··· Material
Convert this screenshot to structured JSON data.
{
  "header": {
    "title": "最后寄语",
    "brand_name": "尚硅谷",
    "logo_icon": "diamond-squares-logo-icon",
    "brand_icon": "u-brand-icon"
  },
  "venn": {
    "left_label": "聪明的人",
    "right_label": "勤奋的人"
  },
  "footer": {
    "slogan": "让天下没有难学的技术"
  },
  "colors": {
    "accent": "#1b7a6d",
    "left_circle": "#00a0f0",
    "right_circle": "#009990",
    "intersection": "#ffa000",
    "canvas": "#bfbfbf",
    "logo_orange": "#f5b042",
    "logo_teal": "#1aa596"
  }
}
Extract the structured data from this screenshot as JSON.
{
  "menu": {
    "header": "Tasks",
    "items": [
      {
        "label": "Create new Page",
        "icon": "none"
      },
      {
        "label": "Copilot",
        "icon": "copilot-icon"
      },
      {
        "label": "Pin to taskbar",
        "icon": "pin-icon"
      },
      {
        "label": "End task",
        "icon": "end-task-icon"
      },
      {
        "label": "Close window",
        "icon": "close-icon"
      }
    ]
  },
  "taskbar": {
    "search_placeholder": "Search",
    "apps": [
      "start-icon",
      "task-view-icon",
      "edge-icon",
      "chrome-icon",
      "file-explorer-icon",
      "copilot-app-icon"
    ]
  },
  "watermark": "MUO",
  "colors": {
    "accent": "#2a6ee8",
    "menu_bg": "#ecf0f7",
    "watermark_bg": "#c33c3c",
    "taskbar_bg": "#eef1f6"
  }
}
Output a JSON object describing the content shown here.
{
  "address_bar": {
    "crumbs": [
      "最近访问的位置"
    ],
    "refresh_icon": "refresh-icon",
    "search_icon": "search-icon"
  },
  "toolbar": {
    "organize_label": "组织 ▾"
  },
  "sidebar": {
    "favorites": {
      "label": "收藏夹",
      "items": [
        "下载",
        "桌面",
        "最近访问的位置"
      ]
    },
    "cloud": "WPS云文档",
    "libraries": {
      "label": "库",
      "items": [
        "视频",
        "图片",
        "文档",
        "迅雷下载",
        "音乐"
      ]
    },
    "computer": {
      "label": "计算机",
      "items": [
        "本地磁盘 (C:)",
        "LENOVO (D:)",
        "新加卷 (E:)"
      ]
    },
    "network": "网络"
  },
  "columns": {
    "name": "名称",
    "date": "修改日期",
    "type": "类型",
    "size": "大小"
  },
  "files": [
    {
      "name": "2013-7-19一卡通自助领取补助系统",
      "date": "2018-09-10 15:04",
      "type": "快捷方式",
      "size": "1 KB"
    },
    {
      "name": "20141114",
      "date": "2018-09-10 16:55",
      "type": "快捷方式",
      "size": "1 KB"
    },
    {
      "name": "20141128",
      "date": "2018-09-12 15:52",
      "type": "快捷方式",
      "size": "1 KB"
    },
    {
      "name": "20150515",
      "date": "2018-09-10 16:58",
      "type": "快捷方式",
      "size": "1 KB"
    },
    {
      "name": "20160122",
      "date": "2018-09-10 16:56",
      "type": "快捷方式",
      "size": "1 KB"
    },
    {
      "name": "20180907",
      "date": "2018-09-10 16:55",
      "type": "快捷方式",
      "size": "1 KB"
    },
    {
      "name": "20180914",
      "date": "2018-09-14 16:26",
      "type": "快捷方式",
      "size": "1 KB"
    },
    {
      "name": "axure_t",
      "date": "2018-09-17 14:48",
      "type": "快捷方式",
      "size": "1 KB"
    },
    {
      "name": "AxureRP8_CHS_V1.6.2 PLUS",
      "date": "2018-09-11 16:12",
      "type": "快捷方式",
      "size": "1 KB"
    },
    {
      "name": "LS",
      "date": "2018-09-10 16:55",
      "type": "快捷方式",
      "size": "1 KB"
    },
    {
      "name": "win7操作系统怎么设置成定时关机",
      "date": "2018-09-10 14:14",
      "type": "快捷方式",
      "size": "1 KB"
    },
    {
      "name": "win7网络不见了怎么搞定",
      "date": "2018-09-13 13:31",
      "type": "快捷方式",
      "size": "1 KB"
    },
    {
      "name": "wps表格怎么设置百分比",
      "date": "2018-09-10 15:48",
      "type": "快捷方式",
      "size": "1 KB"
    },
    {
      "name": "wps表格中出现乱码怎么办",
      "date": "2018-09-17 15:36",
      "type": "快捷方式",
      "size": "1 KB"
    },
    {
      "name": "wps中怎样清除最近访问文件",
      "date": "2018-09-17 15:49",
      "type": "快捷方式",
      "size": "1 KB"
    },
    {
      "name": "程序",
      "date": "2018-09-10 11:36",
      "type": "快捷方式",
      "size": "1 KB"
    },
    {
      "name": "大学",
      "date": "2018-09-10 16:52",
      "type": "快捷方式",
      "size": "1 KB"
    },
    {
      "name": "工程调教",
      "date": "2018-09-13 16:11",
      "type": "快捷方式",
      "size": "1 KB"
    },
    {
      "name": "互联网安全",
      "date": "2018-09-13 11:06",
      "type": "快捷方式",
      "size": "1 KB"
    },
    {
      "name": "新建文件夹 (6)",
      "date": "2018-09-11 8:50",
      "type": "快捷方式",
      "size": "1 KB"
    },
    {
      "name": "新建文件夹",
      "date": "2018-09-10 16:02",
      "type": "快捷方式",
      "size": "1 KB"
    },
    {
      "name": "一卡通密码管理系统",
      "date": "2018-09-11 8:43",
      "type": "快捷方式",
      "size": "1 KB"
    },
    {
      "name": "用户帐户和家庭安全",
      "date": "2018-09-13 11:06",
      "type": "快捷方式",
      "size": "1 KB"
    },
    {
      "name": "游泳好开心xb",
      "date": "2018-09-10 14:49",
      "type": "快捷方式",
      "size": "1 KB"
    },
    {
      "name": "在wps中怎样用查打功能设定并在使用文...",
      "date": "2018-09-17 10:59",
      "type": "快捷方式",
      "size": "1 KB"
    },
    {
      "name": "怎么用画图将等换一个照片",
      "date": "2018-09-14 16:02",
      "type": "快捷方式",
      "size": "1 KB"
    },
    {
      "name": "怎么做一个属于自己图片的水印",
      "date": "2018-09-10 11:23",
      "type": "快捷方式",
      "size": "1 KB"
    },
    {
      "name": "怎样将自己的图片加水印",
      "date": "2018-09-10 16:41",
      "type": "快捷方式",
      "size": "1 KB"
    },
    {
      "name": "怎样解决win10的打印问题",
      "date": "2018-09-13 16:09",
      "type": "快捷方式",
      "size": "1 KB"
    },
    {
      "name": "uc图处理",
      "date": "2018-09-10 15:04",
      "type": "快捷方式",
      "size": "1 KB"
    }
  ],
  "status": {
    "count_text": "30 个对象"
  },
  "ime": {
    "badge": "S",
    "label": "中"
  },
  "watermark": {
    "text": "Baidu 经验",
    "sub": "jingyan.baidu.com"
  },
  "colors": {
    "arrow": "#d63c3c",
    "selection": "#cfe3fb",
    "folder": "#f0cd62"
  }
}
······
__Your goal__. What number of lines in the records contain the word "data"? Answer with that number alone.

__Task result__. 2